**Directions for this task:** Take each line that has the word "twitter" and return it.
* BEGIN Entries shown *
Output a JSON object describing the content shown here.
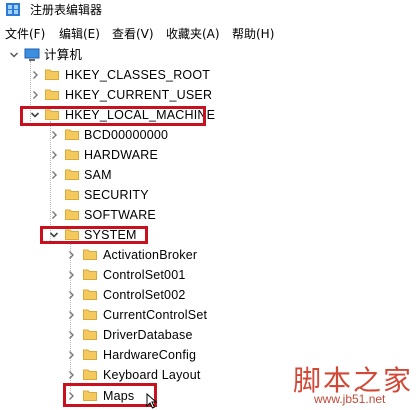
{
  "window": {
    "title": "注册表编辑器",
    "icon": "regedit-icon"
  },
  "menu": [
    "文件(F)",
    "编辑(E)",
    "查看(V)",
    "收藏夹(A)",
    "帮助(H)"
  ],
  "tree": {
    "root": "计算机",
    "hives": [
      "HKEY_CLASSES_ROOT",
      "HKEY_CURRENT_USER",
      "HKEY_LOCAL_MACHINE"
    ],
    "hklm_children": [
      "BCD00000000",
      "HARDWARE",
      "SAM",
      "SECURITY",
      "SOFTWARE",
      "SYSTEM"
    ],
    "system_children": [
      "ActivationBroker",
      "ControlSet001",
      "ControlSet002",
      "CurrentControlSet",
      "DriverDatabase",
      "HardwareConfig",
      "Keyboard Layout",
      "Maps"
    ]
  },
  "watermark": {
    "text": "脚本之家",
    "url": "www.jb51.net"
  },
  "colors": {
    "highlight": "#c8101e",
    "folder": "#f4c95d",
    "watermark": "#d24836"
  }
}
* END Entries shown *
* BEGIN Entries shown *
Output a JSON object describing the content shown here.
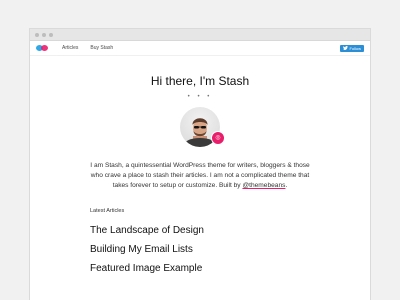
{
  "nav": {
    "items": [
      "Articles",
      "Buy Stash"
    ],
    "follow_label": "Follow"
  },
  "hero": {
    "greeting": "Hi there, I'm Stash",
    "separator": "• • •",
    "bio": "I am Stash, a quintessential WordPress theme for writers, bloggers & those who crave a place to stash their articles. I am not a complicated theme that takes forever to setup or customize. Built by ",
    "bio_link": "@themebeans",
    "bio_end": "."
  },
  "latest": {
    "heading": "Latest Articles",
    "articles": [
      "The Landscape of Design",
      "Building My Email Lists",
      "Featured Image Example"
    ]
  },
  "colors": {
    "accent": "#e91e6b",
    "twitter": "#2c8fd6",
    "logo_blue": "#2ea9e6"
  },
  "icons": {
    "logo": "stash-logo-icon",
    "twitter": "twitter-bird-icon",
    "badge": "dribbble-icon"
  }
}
* END Entries shown *
* BEGIN Entries shown *
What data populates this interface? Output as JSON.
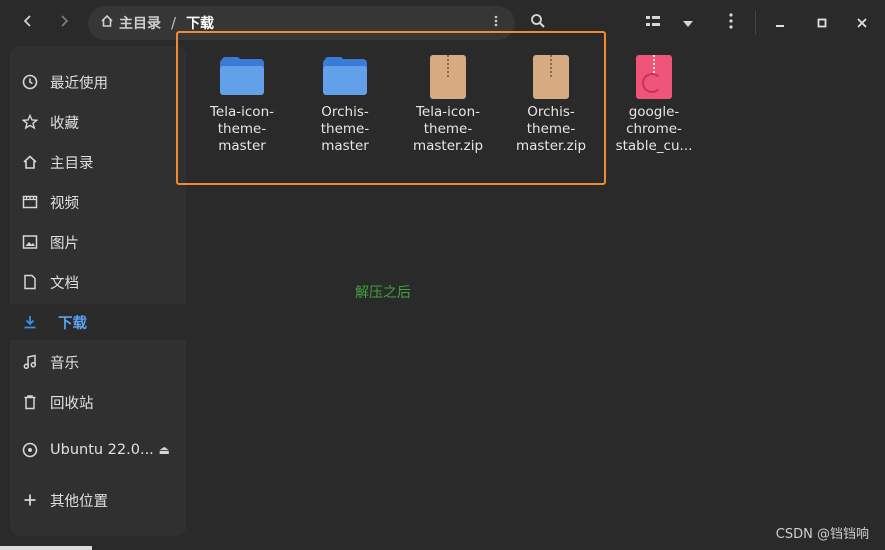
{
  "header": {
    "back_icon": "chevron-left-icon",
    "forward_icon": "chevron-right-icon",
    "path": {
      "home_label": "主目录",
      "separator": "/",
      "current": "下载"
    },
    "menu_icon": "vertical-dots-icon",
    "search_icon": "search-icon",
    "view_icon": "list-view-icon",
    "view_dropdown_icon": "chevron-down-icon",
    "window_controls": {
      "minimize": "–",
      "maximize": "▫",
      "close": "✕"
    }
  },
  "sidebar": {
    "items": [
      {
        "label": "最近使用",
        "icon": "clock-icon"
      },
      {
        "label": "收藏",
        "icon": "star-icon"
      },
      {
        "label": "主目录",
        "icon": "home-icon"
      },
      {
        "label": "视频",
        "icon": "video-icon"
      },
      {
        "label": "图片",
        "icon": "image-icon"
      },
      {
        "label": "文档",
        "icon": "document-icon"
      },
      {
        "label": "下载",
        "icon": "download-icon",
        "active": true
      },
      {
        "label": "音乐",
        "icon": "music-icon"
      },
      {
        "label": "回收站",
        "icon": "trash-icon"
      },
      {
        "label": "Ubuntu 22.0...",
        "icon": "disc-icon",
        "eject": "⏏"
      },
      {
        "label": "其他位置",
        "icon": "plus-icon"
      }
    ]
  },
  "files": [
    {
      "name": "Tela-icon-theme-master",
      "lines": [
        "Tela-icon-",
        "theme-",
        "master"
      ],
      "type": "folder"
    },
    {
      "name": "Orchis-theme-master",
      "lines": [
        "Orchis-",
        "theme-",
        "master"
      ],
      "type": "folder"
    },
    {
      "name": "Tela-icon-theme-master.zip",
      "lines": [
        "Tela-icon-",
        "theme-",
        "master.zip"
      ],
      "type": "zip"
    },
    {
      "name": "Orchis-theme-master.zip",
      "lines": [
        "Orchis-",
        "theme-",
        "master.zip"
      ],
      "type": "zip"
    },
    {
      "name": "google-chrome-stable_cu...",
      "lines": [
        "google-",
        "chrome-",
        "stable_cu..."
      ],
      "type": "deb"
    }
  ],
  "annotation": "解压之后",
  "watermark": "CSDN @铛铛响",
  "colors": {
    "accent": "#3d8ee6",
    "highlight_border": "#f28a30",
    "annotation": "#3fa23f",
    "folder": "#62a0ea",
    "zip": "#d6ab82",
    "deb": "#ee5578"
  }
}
* END Entries shown *
**Final answer:**
    "twitter": "#2c8fd6",
    "twitter": "twitter-bird-icon",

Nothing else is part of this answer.